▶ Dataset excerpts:
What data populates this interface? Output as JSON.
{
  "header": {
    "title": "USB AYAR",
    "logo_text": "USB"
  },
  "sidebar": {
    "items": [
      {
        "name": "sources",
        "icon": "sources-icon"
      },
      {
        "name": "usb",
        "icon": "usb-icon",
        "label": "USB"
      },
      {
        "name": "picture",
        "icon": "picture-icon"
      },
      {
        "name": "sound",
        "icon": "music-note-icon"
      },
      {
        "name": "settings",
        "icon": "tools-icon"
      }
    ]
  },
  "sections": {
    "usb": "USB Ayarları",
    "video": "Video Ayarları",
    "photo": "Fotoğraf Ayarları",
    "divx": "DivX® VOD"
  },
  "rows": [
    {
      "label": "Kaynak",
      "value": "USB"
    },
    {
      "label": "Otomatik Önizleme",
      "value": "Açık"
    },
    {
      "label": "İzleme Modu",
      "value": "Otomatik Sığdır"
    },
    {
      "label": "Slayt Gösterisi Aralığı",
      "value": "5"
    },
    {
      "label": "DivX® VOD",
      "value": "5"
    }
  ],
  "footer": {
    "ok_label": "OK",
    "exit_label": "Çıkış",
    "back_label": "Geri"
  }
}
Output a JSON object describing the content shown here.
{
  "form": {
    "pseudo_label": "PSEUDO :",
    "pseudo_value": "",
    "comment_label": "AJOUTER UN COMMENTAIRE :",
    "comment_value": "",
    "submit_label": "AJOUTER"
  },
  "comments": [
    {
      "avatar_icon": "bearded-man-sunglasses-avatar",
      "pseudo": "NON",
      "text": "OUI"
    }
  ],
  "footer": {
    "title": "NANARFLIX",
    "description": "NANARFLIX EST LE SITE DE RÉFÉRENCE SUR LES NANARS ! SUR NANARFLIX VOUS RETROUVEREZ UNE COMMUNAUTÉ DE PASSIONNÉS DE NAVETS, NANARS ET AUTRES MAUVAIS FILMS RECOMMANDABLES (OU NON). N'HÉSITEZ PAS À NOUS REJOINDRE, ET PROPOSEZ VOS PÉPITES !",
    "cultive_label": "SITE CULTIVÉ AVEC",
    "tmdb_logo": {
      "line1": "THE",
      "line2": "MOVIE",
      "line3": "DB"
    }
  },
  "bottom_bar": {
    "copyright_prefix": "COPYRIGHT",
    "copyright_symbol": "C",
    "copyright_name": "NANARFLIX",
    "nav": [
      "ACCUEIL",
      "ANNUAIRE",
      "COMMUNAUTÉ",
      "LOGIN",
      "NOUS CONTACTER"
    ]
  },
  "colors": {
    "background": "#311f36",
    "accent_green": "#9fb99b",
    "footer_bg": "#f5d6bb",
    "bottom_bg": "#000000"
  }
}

▶ Given exercise:
How many of the listing's lines contain "SITE"? Respond with a single number and nothing else.

▶ Exercise answer:
2